__THE EXERCISE__
State how many lines of the entries include the string "menyebabkan", please, leaving out everything but the number.

__SUPPLIED RECORDS__

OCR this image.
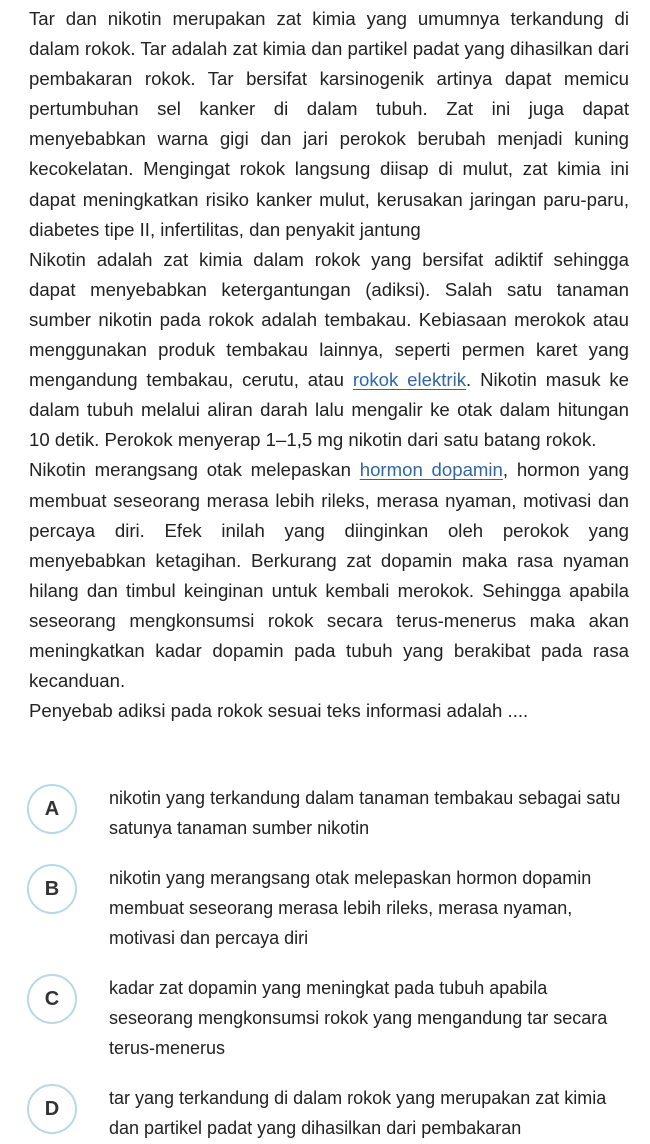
Tar dan nikotin merupakan zat kimia yang umumnya terkandung di dalam rokok. Tar adalah zat kimia dan partikel padat yang dihasilkan dari pembakaran rokok. Tar bersifat karsinogenik artinya dapat memicu pertumbuhan sel kanker di dalam tubuh. Zat ini juga dapat menyebabkan warna gigi dan jari perokok berubah menjadi kuning kecokelatan. Mengingat rokok langsung diisap di mulut, zat kimia ini dapat meningkatkan risiko kanker mulut, kerusakan jaringan paru-paru, diabetes tipe II, infertilitas, dan penyakit jantung

Nikotin adalah zat kimia dalam rokok yang bersifat adiktif sehingga dapat menyebabkan ketergantungan (adiksi). Salah satu tanaman sumber nikotin pada rokok adalah tembakau. Kebiasaan merokok atau menggunakan produk tembakau lainnya, seperti permen karet yang mengandung tembakau, cerutu, atau rokok elektrik. Nikotin masuk ke dalam tubuh melalui aliran darah lalu mengalir ke otak dalam hitungan 10 detik. Perokok menyerap 1–1,5 mg nikotin dari satu batang rokok.

Nikotin merangsang otak melepaskan hormon dopamin, hormon yang membuat seseorang merasa lebih rileks, merasa nyaman, motivasi dan percaya diri. Efek inilah yang diinginkan oleh perokok yang menyebabkan ketagihan. Berkurang zat dopamin maka rasa nyaman hilang dan timbul keinginan untuk kembali merokok. Sehingga apabila seseorang mengkonsumsi rokok secara terus-menerus maka akan meningkatkan kadar dopamin pada tubuh yang berakibat pada rasa kecanduan.

Penyebab adiksi pada rokok sesuai teks informasi adalah ....

A	nikotin yang terkandung dalam tanaman tembakau sebagai satu satunya tanaman sumber nikotin
B	nikotin yang merangsang otak melepaskan hormon dopamin membuat seseorang merasa lebih rileks, merasa nyaman, motivasi dan percaya diri
C	kadar zat dopamin yang meningkat pada tubuh apabila seseorang mengkonsumsi rokok yang mengandung tar secara terus-menerus
D	tar yang terkandung di dalam rokok yang merupakan zat kimia dan partikel padat yang dihasilkan dari pembakaran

__TASK RESULT__
3